• [REQUEST]
Copy each record exactly as it reads, leaving out any pictures it holds.

• [DATA EXCERPTS]
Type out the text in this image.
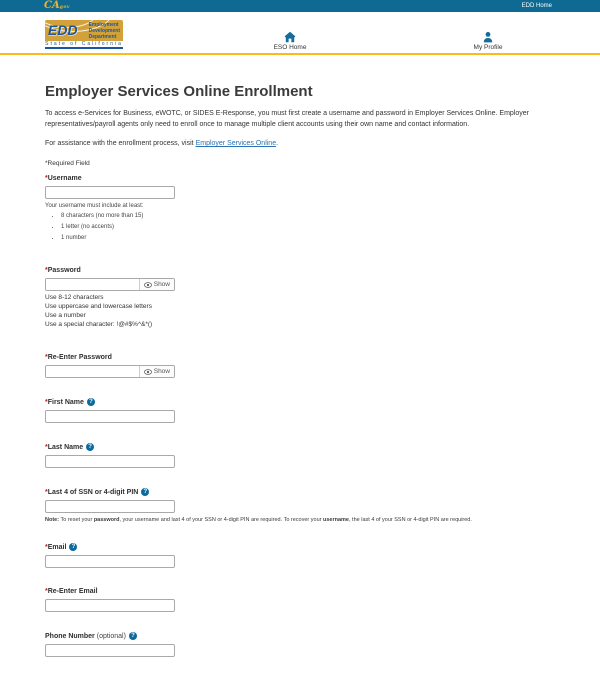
CAgov	EDD Home
EDD Employment
Development
Department
State of California	ESO Home	My Profile
Employer Services Online Enrollment

To access e-Services for Business, eWOTC, or SIDES E-Response, you must first create a username and password in Employer Services Online. Employer representatives/payroll agents only need to enroll once to manage multiple client accounts using their own name and contact information.

For assistance with the enrollment process, visit Employer Services Online.

*Required Field

*Username
Your username must include at least:
• 8 characters (no more than 15)
• 1 letter (no accents)
• 1 number
*Password
Show
Use 8-12 characters
Use uppercase and lowercase letters
Use a number
Use a special character: !@#$%^&*()
*Re-Enter Password
Show
*First Name ?
*Last Name ?
*Last 4 of SSN or 4-digit PIN ?
Note: To reset your password, your username and last 4 of your SSN or 4-digit PIN are required. To recover your username, the last 4 of your SSN or 4-digit PIN are required.
*Email ?
*Re-Enter Email
Phone Number (optional) ?
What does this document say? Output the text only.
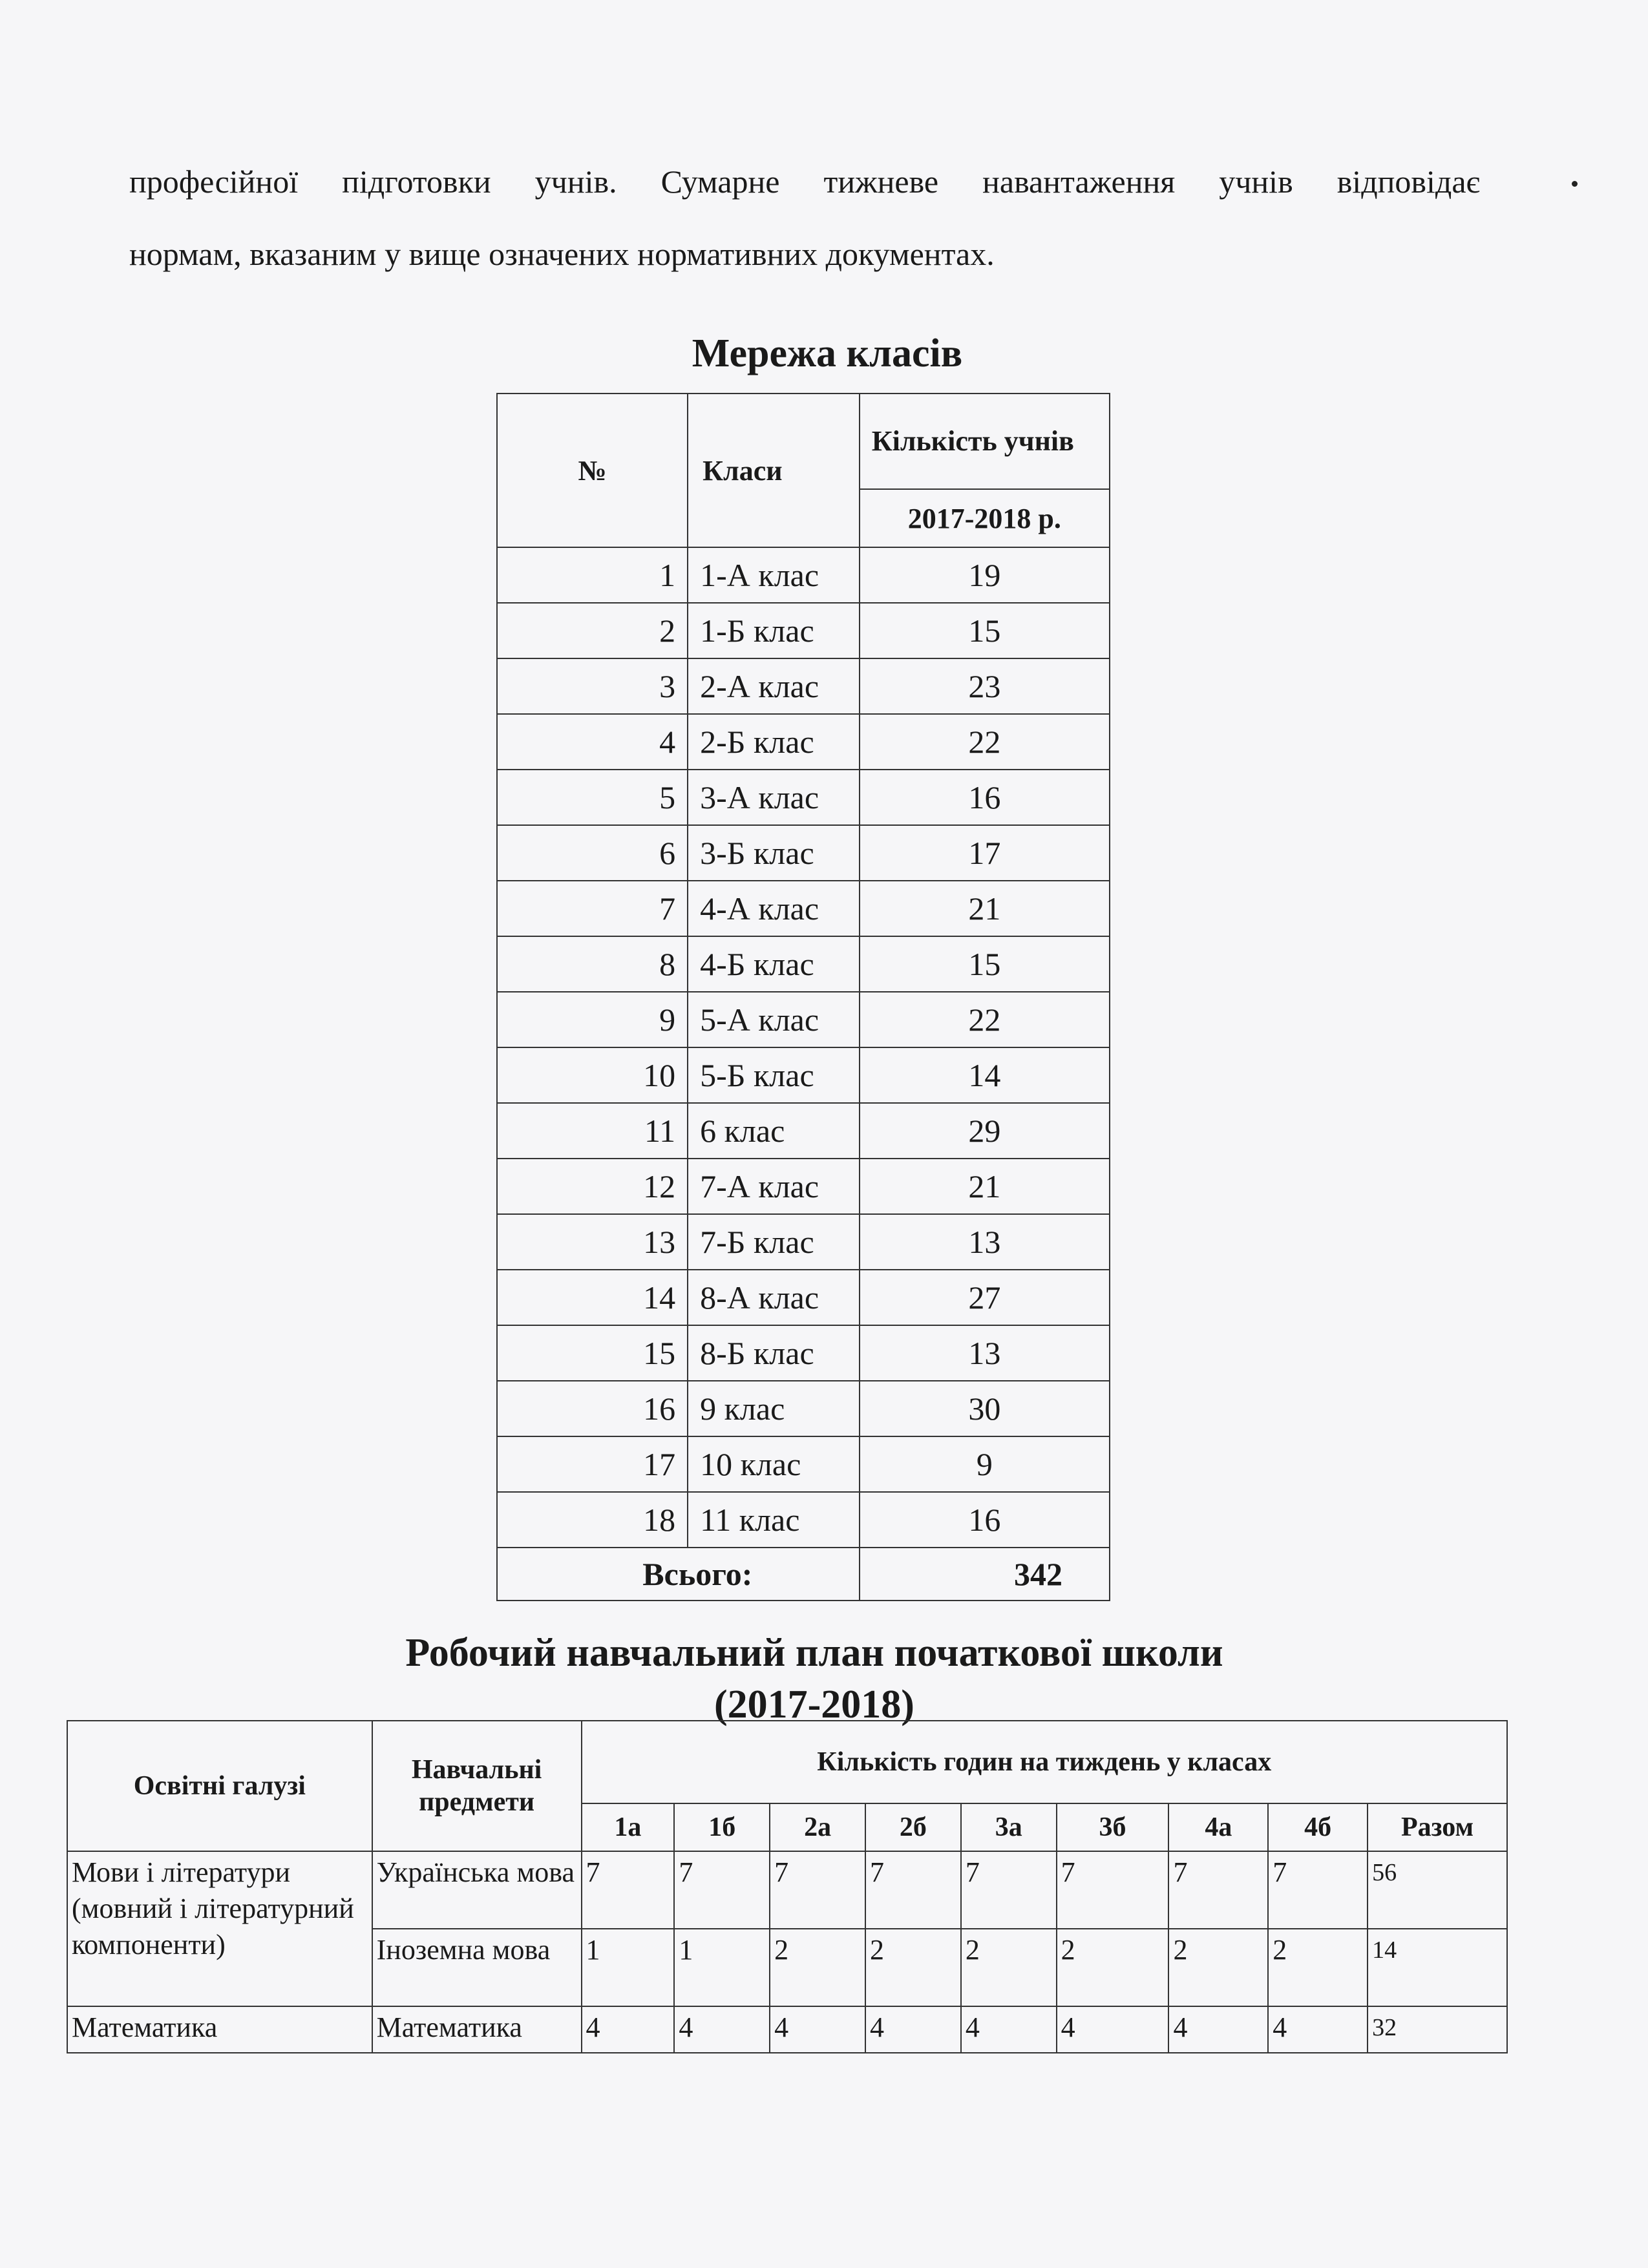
професійної підготовки учнів. Сумарне тижневе навантаження учнів відповідає
нормам, вказаним у вище означених нормативних документах.
Мережа класів
№	Класи	Кількість учнів
		2017-2018 р.
1	1-А клас	19
2	1-Б клас	15
3	2-А клас	23
4	2-Б клас	22
5	3-А клас	16
6	3-Б клас	17
7	4-А клас	21
8	4-Б клас	15
9	5-А клас	22
10	5-Б клас	14
11	6 клас	29
12	7-А клас	21
13	7-Б клас	13
14	8-А клас	27
15	8-Б клас	13
16	9 клас	30
17	10 клас	9
18	11 клас	16
Всього:		342
Робочий навчальний план початкової школи
(2017-2018)
Освітні галузі	Навчальні предмети	Кількість годин на тиждень у класах								
		1а	1б	2а	2б	3а	3б	4а	4б	Разом
Мови і літератури (мовний і літературний компоненти)	Українська мова	7	7	7	7	7	7	7	7	56
	Іноземна мова	1	1	2	2	2	2	2	2	14
Математика	Математика	4	4	4	4	4	4	4	4	32
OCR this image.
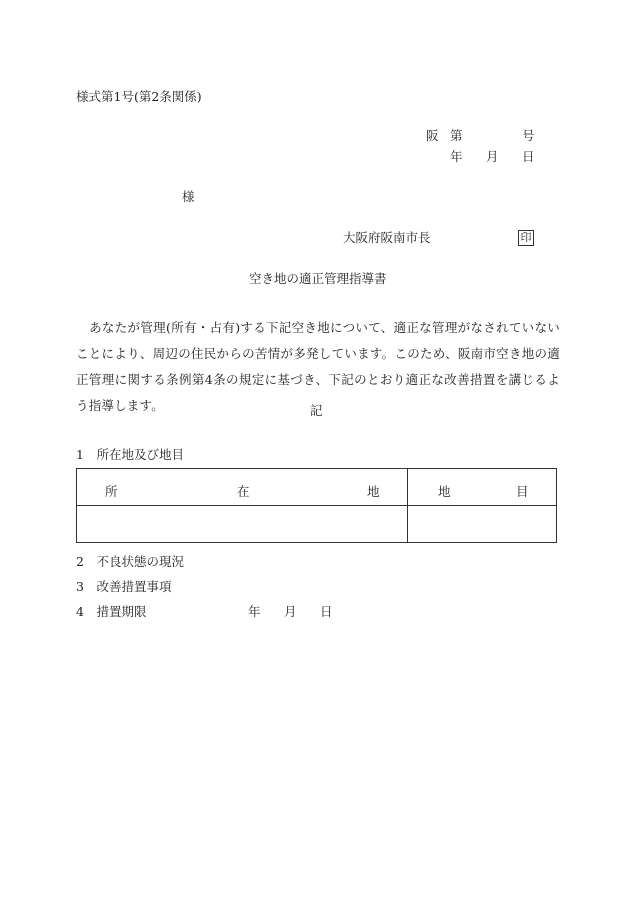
様式第1号(第2条関係)
阪 第	号
年 月 日
様
大阪府阪南市長	印
空き地の適正管理指導書
あなたが管理(所有・占有)する下記空き地について、適正な管理がなされていないことにより、周辺の住民からの苦情が多発しています。このため、阪南市空き地の適正管理に関する条例第4条の規定に基づき、下記のとおり適正な改善措置を講じるよう指導します。	記
1　所在地及び地目
所 在 地	地 目

2　不良状態の現況
3　改善措置事項
4　措置期限	年 月 日
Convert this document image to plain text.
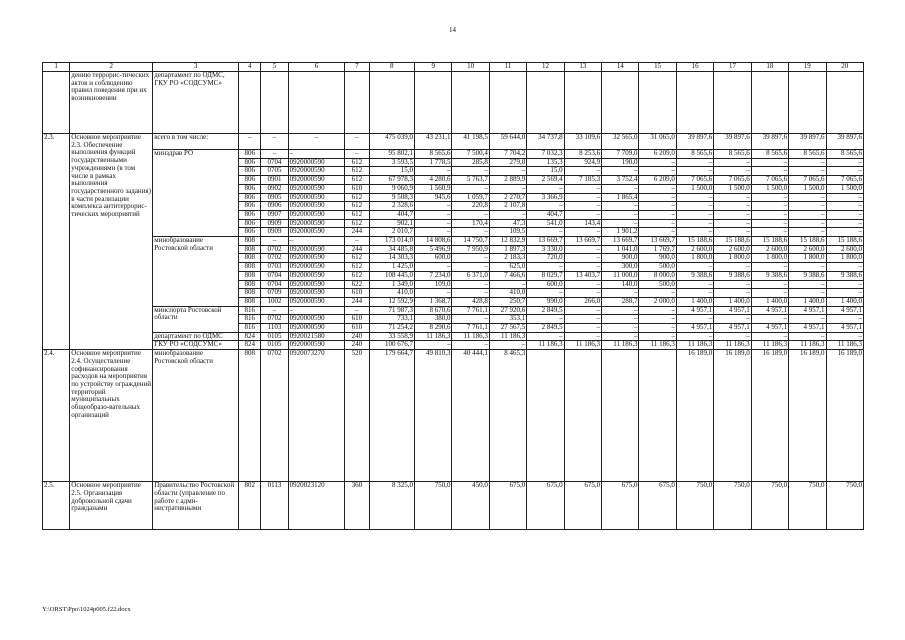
14
1	2	3	4	5	6	7	8	9	10	11	12	13	14	15	16	17	18	19	20
	дению террорис-тических актов и соблюдению правил поведения при их возникновении	департамент по ОДМС, ГКУ РО «СОДСУМС»																	
2.3.	Основное мероприятие 2.3. Обеспечение выполнения функций государственными учреждениями (в том числе в рамках выполнения государственного задания) в части реализации комплекса антитеррорис-тических мероприятий	всего в том числе:	–	–	–	–	475 039,0	43 231,1	41 198,5	59 644,0	34 737,8	33 109,6	32 565,0	31 065,0	39 897,6	39 897,6	39 897,6	39 897,6	39 897,6
		минздрав РО	806	–	–	–	95 802,1	8 565,6	7 500,4	7 704,2	7 032,3	8 253,6	7 709,0	6 209,0	8 565,6	8 565,6	8 565,6	8 565,6	8 565,6
			806	0704	0920000590	612	3 593,5	1 778,5	285,8	279,0	135,3	924,9	190,0	–	–	–	–	–	–
			806	0705	0920000590	612	15,0	–	–	–	15,0	–	–	–	–	–	–	–	–
			806	0901	0920000590	612	67 978,3	4 280,6	5 763,7	2 889,9	2 569,4	7 185,3	3 752,4	6 209,0	7 065,6	7 065,6	7 065,6	7 065,6	7 065,6
			806	0902	0920000590	610	9 060,9	1 560,9	–	–	–	–	–	–	1 500,0	1 500,0	1 500,0	1 500,0	1 500,0
			806	0905	0920000590	612	9 508,3	945,6	1 059,7	2 270,7	3 366,9	–	1 865,4	–	–	–	–	–	–
			806	0906	0920000590	612	2 328,6	–	220,8	2 107,8	–	–	–	–	–	–	–	–	–
			806	0907	0920000590	612	404,7	–	–	–	404,7	–	–	–	–	–	–	–	–
			806	0909	0920000590	612	902,1	–	170,4	47,3	541,0	143,4	–	–	–	–	–	–	–
			806	0909	0920000590	244	2 010,7	–	–	109,5	–	–	1 901,2	–	–	–	–	–	–
		минобразование Ростовской области	808	–	–	–	173 014,0	14 808,6	14 750,7	12 832,9	13 669,7	13 669,7	13 669,7	13 669,7	15 188,6	15 188,6	15 188,6	15 188,6	15 188,6
			808	0702	0920000590	244	34 485,8	5 496,9	7 950,9	1 897,3	3 330,0	–	1 041,0	1 769,7	2 600,0	2 600,0	2 600,0	2 600,0	2 600,0
			808	0702	0920000590	612	14 303,3	600,0	–	2 183,3	720,0	–	900,0	900,0	1 800,0	1 800,0	1 800,0	1 800,0	1 800,0
			808	0703	0920000590	612	1 425,0	–	–	625,0	–	–	300,0	500,0	–	–	–	–	–
			808	0704	0920000590	612	108 445,0	7 234,0	6 371,0	7 466,6	8 029,7	13 403,7	11 000,0	8 000,0	9 388,6	9 388,6	9 388,6	9 388,6	9 388,6
			808	0704	0920000590	622	1 349,0	109,0	–	–	600,0	–	140,0	500,0	–	–	–	–	–
			808	0709	0920000590	610	410,0	–	–	410,0	–	–	–	–	–	–	–	–	–
			808	1002	0920000590	244	12 592,9	1 368,7	428,8	250,7	990,0	266,0	288,7	2 000,0	1 400,0	1 400,0	1 400,0	1 400,0	1 400,0
		минспорта Ростовской области	816	–	–	–	71 987,3	8 670,6	7 761,1	27 920,6	2 849,5	–	–	–	4 957,1	4 957,1	4 957,1	4 957,1	4 957,1
			816	0702	0920000590	610	733,1	380,0	–	353,1	–	–	–	–	–	–	–	–	–
			816	1103	0920000590	610	71 254,2	8 290,6	7 761,1	27 567,5	2 849,5	–	–	–	4 957,1	4 957,1	4 957,1	4 957,1	4 957,1
		департамент по ОДМС	824	0105	0920021580	240	33 558,9	11 186,3	11 186,3	11 186,3	–	–	–	–	–	–	–	–	–
		ГКУ РО «СОДСУМС»	824	0105	0920000590	240	100 676,7	–	–	–	11 186,3	11 186,3	11 186,3	11 186,3	11 186,3	11 186,3	11 186,3	11 186,3	11 186,3
2.4.	Основное мероприятие 2.4. Осуществление софинансирования расходов на мероприятия по устройству ограждений территорий муниципальных общеобразо-вательных организаций	минобразование Ростовской области	808	0702	0920073270	520	179 664,7	49 810,3	40 444,1	8 465,3					16 189,0	16 189,0	16 189,0	16 189,0	16 189,0
2.5.	Основное мероприятие 2.5. Организация добровольной сдачи гражданами	Правительство Ростовской области (управление по работе с адми-нистративными	802	0113	0920023120	360	8 325,0	750,0	450,0	675,0	675,0	675,0	675,0	675,0	750,0	750,0	750,0	750,0	750,0
Y:\ORST\Ppo\1024p005.f22.docx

• [THE RESPONSE]
Type out the text in this image.
CAgov	EDD Home
EDD Employment
Development
Department
State of California	ESO Home	My Profile
Employer Services Online Enrollment

To access e-Services for Business, eWOTC, or SIDES E-Response, you must first create a username and password in Employer Services Online. Employer representatives/payroll agents only need to enroll once to manage multiple client accounts using their own name and contact information.

For assistance with the enrollment process, visit Employer Services Online.

*Required Field

*Username
Your username must include at least:
• 8 characters (no more than 15)
• 1 letter (no accents)
• 1 number
*Password
Show
Use 8-12 characters
Use uppercase and lowercase letters
Use a number
Use a special character: !@#$%^&*()
*Re-Enter Password
Show
*First Name ?
*Last Name ?
*Last 4 of SSN or 4-digit PIN ?
Note: To reset your password, your username and last 4 of your SSN or 4-digit PIN are required. To recover your username, the last 4 of your SSN or 4-digit PIN are required.
*Email ?
*Re-Enter Email
Phone Number (optional) ?
What does this document say? Output the text only.
професійної підготовки учнів. Сумарне тижневе навантаження учнів відповідає
нормам, вказаним у вище означених нормативних документах.
Мережа класів
№	Класи	Кількість учнів
		2017-2018 р.
1	1-А клас	19
2	1-Б клас	15
3	2-А клас	23
4	2-Б клас	22
5	3-А клас	16
6	3-Б клас	17
7	4-А клас	21
8	4-Б клас	15
9	5-А клас	22
10	5-Б клас	14
11	6 клас	29
12	7-А клас	21
13	7-Б клас	13
14	8-А клас	27
15	8-Б клас	13
16	9 клас	30
17	10 клас	9
18	11 клас	16
Всього:		342
Робочий навчальний план початкової школи
(2017-2018)
Освітні галузі	Навчальні предмети	Кількість годин на тиждень у класах								
		1а	1б	2а	2б	3а	3б	4а	4б	Разом
Мови і літератури (мовний і літературний компоненти)	Українська мова	7	7	7	7	7	7	7	7	56
	Іноземна мова	1	1	2	2	2	2	2	2	14
Математика	Математика	4	4	4	4	4	4	4	4	32
OCR this image.
様式第1号(第2条関係)
阪 第	号
年 月 日
様
大阪府阪南市長	印
空き地の適正管理指導書
あなたが管理(所有・占有)する下記空き地について、適正な管理がなされていないことにより、周辺の住民からの苦情が多発しています。このため、阪南市空き地の適正管理に関する条例第4条の規定に基づき、下記のとおり適正な改善措置を講じるよう指導します。	記
1　所在地及び地目
所 在 地	地 目

2　不良状態の現況
3　改善措置事項
4　措置期限	年 月 日
Convert this document image to plain text.
14
1	2	3	4	5	6	7	8	9	10	11	12	13	14	15	16	17	18	19	20
	дению террорис-тических актов и соблюдению правил поведения при их возникновении	департамент по ОДМС, ГКУ РО «СОДСУМС»																	
2.3.	Основное мероприятие 2.3. Обеспечение выполнения функций государственными учреждениями (в том числе в рамках выполнения государственного задания) в части реализации комплекса антитеррорис-тических мероприятий	всего в том числе:	–	–	–	–	475 039,0	43 231,1	41 198,5	59 644,0	34 737,8	33 109,6	32 565,0	31 065,0	39 897,6	39 897,6	39 897,6	39 897,6	39 897,6
		минздрав РО	806	–	–	–	95 802,1	8 565,6	7 500,4	7 704,2	7 032,3	8 253,6	7 709,0	6 209,0	8 565,6	8 565,6	8 565,6	8 565,6	8 565,6
			806	0704	0920000590	612	3 593,5	1 778,5	285,8	279,0	135,3	924,9	190,0	–	–	–	–	–	–
			806	0705	0920000590	612	15,0	–	–	–	15,0	–	–	–	–	–	–	–	–
			806	0901	0920000590	612	67 978,3	4 280,6	5 763,7	2 889,9	2 569,4	7 185,3	3 752,4	6 209,0	7 065,6	7 065,6	7 065,6	7 065,6	7 065,6
			806	0902	0920000590	610	9 060,9	1 560,9	–	–	–	–	–	–	1 500,0	1 500,0	1 500,0	1 500,0	1 500,0
			806	0905	0920000590	612	9 508,3	945,6	1 059,7	2 270,7	3 366,9	–	1 865,4	–	–	–	–	–	–
			806	0906	0920000590	612	2 328,6	–	220,8	2 107,8	–	–	–	–	–	–	–	–	–
			806	0907	0920000590	612	404,7	–	–	–	404,7	–	–	–	–	–	–	–	–
			806	0909	0920000590	612	902,1	–	170,4	47,3	541,0	143,4	–	–	–	–	–	–	–
			806	0909	0920000590	244	2 010,7	–	–	109,5	–	–	1 901,2	–	–	–	–	–	–
		минобразование Ростовской области	808	–	–	–	173 014,0	14 808,6	14 750,7	12 832,9	13 669,7	13 669,7	13 669,7	13 669,7	15 188,6	15 188,6	15 188,6	15 188,6	15 188,6
			808	0702	0920000590	244	34 485,8	5 496,9	7 950,9	1 897,3	3 330,0	–	1 041,0	1 769,7	2 600,0	2 600,0	2 600,0	2 600,0	2 600,0
			808	0702	0920000590	612	14 303,3	600,0	–	2 183,3	720,0	–	900,0	900,0	1 800,0	1 800,0	1 800,0	1 800,0	1 800,0
			808	0703	0920000590	612	1 425,0	–	–	625,0	–	–	300,0	500,0	–	–	–	–	–
			808	0704	0920000590	612	108 445,0	7 234,0	6 371,0	7 466,6	8 029,7	13 403,7	11 000,0	8 000,0	9 388,6	9 388,6	9 388,6	9 388,6	9 388,6
			808	0704	0920000590	622	1 349,0	109,0	–	–	600,0	–	140,0	500,0	–	–	–	–	–
			808	0709	0920000590	610	410,0	–	–	410,0	–	–	–	–	–	–	–	–	–
			808	1002	0920000590	244	12 592,9	1 368,7	428,8	250,7	990,0	266,0	288,7	2 000,0	1 400,0	1 400,0	1 400,0	1 400,0	1 400,0
		минспорта Ростовской области	816	–	–	–	71 987,3	8 670,6	7 761,1	27 920,6	2 849,5	–	–	–	4 957,1	4 957,1	4 957,1	4 957,1	4 957,1
			816	0702	0920000590	610	733,1	380,0	–	353,1	–	–	–	–	–	–	–	–	–
			816	1103	0920000590	610	71 254,2	8 290,6	7 761,1	27 567,5	2 849,5	–	–	–	4 957,1	4 957,1	4 957,1	4 957,1	4 957,1
		департамент по ОДМС	824	0105	0920021580	240	33 558,9	11 186,3	11 186,3	11 186,3	–	–	–	–	–	–	–	–	–
		ГКУ РО «СОДСУМС»	824	0105	0920000590	240	100 676,7	–	–	–	11 186,3	11 186,3	11 186,3	11 186,3	11 186,3	11 186,3	11 186,3	11 186,3	11 186,3
2.4.	Основное мероприятие 2.4. Осуществление софинансирования расходов на мероприятия по устройству ограждений территорий муниципальных общеобразо-вательных организаций	минобразование Ростовской области	808	0702	0920073270	520	179 664,7	49 810,3	40 444,1	8 465,3					16 189,0	16 189,0	16 189,0	16 189,0	16 189,0
2.5.	Основное мероприятие 2.5. Организация добровольной сдачи гражданами	Правительство Ростовской области (управление по работе с адми-нистративными	802	0113	0920023120	360	8 325,0	750,0	450,0	675,0	675,0	675,0	675,0	675,0	750,0	750,0	750,0	750,0	750,0
Y:\ORST\Ppo\1024p005.f22.docx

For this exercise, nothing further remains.